> **OBJECTIVE**: State only how many lines contain the string "document".
— Start of EXTRACTED MATERIAL —
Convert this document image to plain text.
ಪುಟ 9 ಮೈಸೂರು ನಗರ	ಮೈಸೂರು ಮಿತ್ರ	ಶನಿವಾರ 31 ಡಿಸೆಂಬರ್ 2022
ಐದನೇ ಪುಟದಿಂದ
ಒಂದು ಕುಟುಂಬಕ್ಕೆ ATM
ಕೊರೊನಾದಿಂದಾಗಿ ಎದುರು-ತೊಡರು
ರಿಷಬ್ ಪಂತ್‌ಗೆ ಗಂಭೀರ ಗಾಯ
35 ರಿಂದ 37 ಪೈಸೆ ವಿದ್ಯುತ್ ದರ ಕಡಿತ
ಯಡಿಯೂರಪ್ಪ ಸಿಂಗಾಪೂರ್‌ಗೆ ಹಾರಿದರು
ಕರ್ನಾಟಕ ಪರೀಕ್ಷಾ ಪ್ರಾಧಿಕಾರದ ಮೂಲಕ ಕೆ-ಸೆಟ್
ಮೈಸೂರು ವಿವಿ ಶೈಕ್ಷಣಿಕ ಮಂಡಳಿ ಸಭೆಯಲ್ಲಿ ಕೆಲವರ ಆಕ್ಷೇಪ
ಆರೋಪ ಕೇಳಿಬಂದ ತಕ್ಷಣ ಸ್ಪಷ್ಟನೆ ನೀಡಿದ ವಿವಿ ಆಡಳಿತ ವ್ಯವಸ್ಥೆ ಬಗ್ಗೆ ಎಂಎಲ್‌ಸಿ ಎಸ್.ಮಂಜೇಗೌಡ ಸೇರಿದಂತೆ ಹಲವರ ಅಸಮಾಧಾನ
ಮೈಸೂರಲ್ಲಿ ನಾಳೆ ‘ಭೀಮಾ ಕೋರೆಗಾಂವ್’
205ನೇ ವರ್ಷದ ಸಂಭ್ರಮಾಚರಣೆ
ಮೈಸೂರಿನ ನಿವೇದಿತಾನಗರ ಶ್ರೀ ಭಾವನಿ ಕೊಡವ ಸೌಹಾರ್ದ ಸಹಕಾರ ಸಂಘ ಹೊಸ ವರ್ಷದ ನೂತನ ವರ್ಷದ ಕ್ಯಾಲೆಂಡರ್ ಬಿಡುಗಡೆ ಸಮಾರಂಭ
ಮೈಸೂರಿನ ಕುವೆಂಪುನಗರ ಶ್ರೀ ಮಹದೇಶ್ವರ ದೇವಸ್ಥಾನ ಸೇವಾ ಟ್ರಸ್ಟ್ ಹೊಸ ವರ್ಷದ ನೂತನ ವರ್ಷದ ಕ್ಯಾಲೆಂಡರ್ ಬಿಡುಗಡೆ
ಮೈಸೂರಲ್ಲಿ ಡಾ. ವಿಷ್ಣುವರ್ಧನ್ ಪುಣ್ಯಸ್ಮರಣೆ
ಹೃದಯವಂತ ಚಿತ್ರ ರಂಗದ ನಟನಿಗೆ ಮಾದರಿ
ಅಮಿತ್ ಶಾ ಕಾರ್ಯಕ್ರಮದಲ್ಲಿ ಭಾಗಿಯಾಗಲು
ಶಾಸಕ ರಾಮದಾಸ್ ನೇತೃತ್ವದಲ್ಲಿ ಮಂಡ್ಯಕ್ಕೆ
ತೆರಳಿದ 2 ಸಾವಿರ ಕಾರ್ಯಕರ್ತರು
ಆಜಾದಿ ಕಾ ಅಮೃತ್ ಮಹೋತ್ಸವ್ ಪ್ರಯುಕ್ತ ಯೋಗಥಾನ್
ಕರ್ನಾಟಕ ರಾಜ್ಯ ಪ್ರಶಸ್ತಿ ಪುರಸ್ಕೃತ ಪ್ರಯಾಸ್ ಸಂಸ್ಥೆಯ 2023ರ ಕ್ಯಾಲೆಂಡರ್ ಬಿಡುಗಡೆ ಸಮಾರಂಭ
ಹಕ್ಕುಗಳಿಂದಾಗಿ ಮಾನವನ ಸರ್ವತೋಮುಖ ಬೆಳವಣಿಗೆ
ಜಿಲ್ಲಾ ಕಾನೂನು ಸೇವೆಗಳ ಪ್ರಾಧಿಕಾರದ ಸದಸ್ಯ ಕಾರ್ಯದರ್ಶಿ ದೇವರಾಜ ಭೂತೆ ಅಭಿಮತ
— End of EXTRACTED MATERIAL —
— Start of EXTRACTED MATERIAL —
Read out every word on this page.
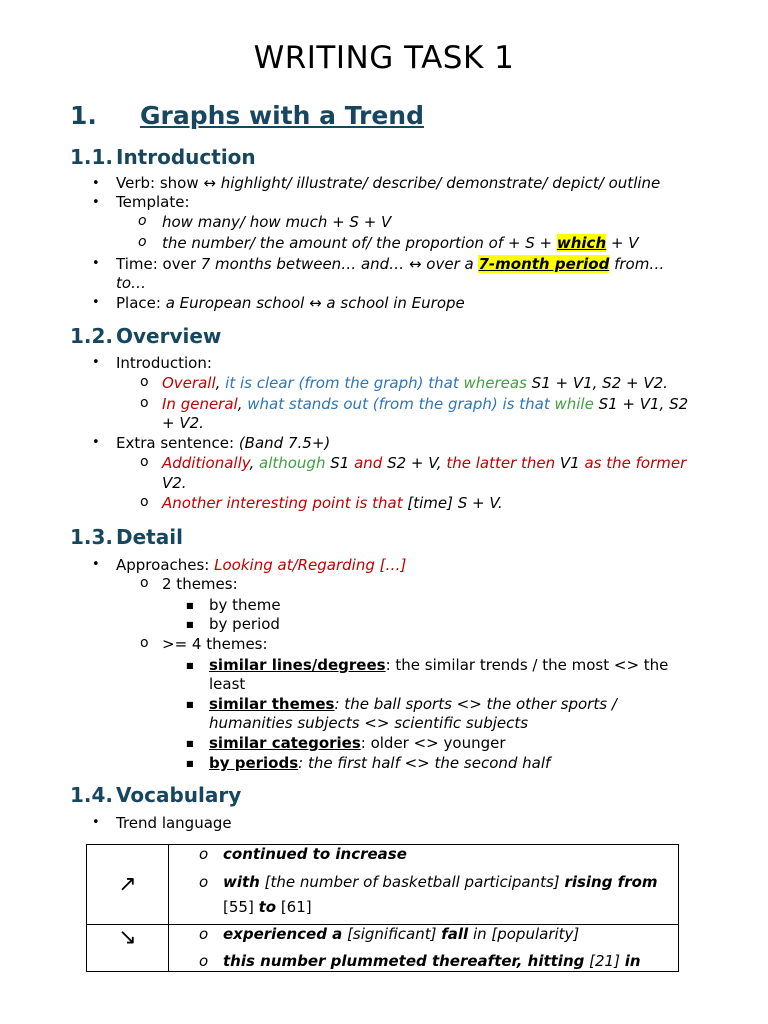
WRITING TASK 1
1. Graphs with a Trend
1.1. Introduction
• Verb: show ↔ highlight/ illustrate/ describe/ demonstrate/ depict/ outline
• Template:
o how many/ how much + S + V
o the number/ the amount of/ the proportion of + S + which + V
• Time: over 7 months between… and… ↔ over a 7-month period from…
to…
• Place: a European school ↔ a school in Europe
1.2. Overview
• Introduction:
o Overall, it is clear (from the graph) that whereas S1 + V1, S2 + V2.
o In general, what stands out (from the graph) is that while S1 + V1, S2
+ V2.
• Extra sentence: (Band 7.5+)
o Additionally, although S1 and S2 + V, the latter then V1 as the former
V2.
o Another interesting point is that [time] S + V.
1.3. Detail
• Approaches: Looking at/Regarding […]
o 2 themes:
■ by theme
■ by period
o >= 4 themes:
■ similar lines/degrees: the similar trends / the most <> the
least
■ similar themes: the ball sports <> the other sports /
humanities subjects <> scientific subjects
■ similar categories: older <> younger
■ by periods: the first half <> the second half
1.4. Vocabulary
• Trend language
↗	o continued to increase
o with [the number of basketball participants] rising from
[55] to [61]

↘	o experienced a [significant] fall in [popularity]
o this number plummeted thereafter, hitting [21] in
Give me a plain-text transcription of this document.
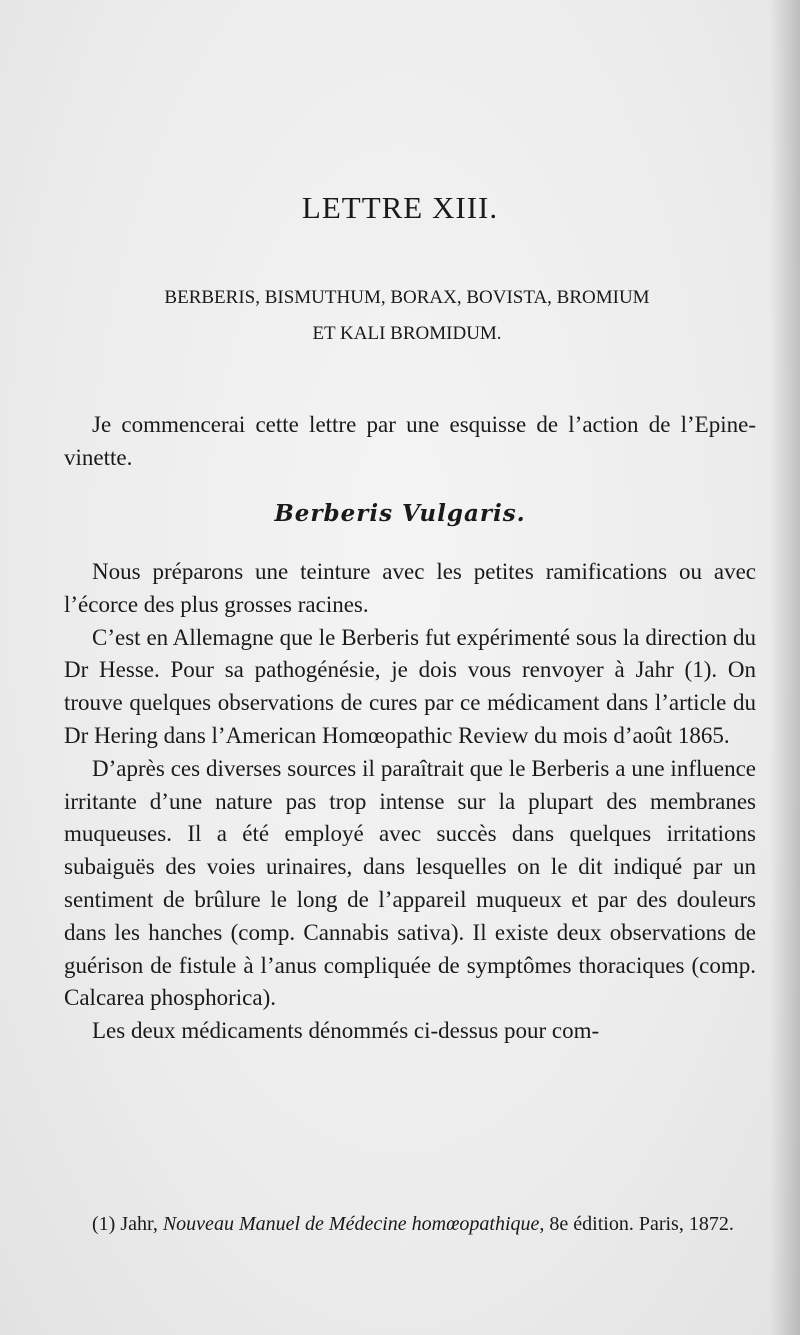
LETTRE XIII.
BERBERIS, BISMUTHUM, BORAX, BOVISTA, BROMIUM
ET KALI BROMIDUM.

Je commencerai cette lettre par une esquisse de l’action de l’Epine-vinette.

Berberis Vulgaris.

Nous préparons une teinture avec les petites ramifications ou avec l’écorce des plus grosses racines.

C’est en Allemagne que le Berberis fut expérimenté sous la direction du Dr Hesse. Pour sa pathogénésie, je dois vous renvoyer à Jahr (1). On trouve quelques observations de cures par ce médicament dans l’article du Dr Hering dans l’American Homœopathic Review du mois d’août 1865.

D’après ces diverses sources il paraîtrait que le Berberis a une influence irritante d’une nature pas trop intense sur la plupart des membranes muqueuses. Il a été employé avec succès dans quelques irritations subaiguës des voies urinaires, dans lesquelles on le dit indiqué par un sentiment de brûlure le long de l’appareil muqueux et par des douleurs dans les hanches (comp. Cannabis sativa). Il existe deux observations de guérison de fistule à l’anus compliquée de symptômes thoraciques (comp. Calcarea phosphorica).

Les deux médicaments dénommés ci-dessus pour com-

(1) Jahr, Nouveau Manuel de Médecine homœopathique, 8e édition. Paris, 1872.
— End of EXTRACTED MATERIAL —
> **RESPONSE FOR THIS EXERCISE**: 2